Your instructions
Find every line in the records below that contains the word "Billing", and copy each such line.

Dataset records:
----------

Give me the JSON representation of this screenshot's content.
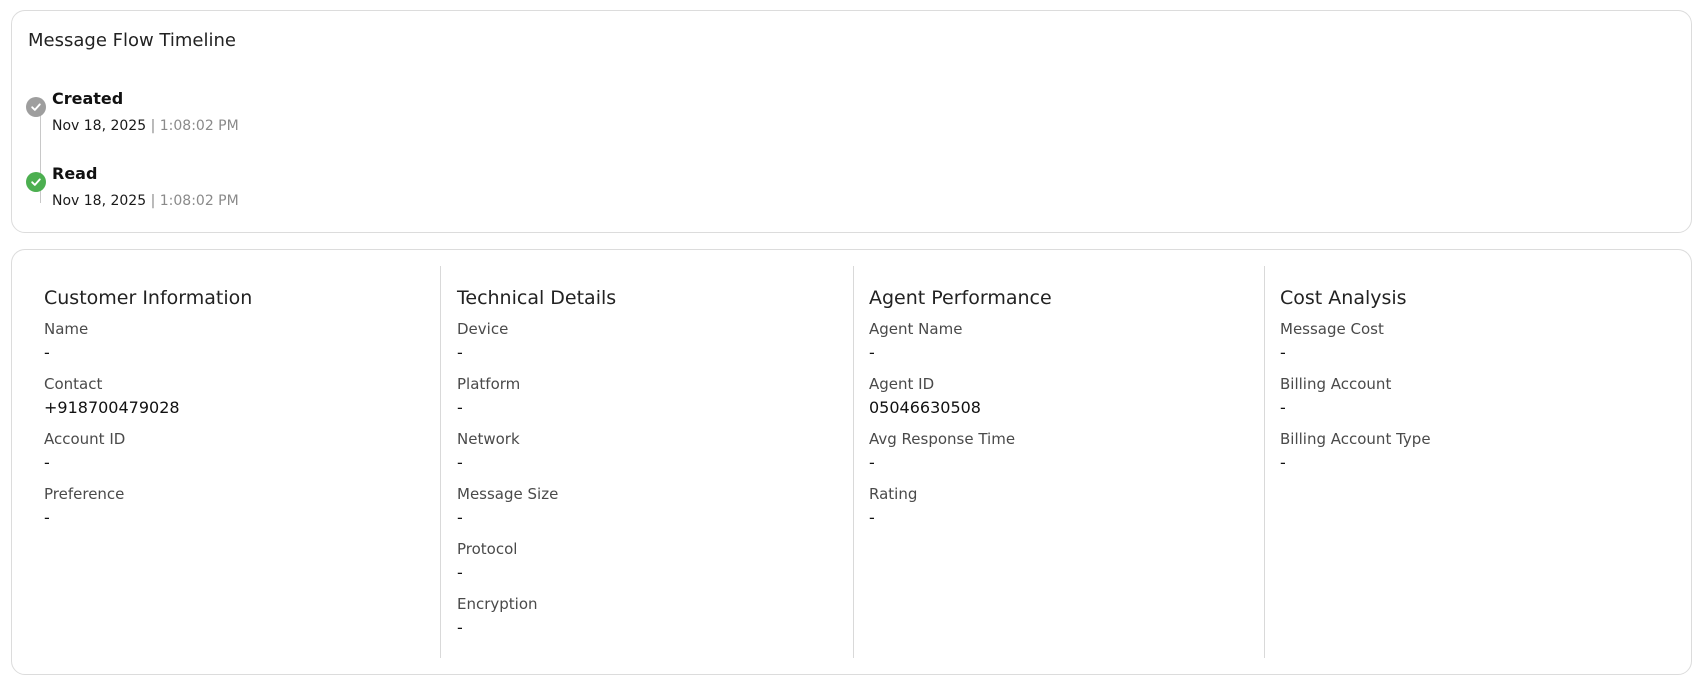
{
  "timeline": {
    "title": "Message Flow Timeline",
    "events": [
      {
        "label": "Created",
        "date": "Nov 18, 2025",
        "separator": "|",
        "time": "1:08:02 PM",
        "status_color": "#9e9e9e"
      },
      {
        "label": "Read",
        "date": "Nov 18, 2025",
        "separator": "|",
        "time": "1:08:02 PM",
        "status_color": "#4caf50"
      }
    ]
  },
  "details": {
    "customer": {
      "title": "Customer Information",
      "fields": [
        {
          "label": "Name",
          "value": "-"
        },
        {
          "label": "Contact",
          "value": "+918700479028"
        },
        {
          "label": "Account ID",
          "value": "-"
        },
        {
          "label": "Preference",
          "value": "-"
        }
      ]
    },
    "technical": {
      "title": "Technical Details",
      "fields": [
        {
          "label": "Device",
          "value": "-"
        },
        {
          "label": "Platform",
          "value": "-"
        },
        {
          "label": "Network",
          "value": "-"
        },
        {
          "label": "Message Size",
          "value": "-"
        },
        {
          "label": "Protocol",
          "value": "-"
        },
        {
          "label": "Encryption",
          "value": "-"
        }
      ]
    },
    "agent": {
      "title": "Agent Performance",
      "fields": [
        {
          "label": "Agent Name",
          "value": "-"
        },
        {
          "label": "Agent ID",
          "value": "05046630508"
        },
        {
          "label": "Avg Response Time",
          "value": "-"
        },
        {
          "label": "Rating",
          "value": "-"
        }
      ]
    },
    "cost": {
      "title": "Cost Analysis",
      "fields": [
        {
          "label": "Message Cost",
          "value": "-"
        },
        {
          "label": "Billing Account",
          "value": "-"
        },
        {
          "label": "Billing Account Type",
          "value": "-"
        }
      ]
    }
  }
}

----------

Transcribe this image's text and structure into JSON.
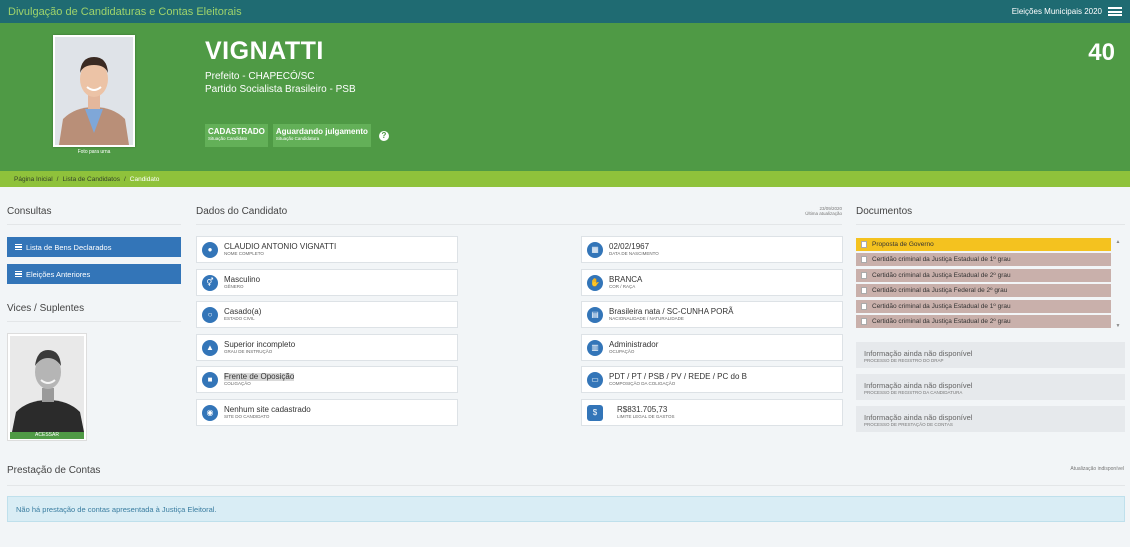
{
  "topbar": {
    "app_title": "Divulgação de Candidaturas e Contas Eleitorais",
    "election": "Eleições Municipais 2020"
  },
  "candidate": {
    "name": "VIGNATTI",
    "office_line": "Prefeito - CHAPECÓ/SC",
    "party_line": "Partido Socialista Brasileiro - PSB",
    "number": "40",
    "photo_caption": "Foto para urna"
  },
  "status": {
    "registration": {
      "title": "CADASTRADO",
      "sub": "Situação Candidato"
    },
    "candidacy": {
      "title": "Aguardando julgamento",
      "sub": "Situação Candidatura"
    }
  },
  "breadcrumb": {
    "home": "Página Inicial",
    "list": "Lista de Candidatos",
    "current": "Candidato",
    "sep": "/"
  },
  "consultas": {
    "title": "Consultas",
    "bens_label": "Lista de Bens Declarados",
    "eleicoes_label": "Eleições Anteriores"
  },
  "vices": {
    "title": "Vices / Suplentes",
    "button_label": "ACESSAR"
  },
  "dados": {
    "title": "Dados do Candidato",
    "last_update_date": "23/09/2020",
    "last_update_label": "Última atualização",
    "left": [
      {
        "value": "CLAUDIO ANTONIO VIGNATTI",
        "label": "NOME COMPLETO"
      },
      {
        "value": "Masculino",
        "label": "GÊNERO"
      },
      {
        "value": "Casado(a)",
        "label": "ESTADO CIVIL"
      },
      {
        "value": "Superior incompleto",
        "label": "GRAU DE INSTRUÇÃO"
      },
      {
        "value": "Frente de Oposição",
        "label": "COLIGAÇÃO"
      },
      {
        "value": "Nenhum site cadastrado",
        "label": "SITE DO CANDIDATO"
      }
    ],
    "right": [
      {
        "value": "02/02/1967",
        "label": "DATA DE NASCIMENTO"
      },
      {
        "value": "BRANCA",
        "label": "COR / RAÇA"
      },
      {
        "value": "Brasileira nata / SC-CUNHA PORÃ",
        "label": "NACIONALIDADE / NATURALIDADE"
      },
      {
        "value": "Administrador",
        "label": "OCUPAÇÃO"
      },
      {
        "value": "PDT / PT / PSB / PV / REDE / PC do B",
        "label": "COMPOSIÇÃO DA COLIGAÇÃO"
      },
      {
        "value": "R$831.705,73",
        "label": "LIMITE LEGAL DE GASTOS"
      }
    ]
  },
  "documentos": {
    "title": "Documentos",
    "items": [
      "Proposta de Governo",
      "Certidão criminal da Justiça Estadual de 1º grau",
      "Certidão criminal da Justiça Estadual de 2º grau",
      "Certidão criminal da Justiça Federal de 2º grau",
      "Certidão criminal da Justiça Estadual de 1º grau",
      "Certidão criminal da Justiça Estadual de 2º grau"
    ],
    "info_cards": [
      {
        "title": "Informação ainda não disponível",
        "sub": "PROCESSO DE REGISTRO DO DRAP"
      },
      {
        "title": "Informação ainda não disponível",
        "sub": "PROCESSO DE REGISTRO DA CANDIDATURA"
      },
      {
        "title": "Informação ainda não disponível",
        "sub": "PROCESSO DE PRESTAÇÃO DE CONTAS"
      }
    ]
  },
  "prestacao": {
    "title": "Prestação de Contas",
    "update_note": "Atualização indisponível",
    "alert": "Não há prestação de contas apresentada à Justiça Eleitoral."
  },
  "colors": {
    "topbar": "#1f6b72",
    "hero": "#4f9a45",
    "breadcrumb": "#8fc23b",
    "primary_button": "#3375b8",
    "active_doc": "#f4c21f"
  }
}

----------

Solution to this task
          "label": "Billing Account",
          "label": "Billing Account Type",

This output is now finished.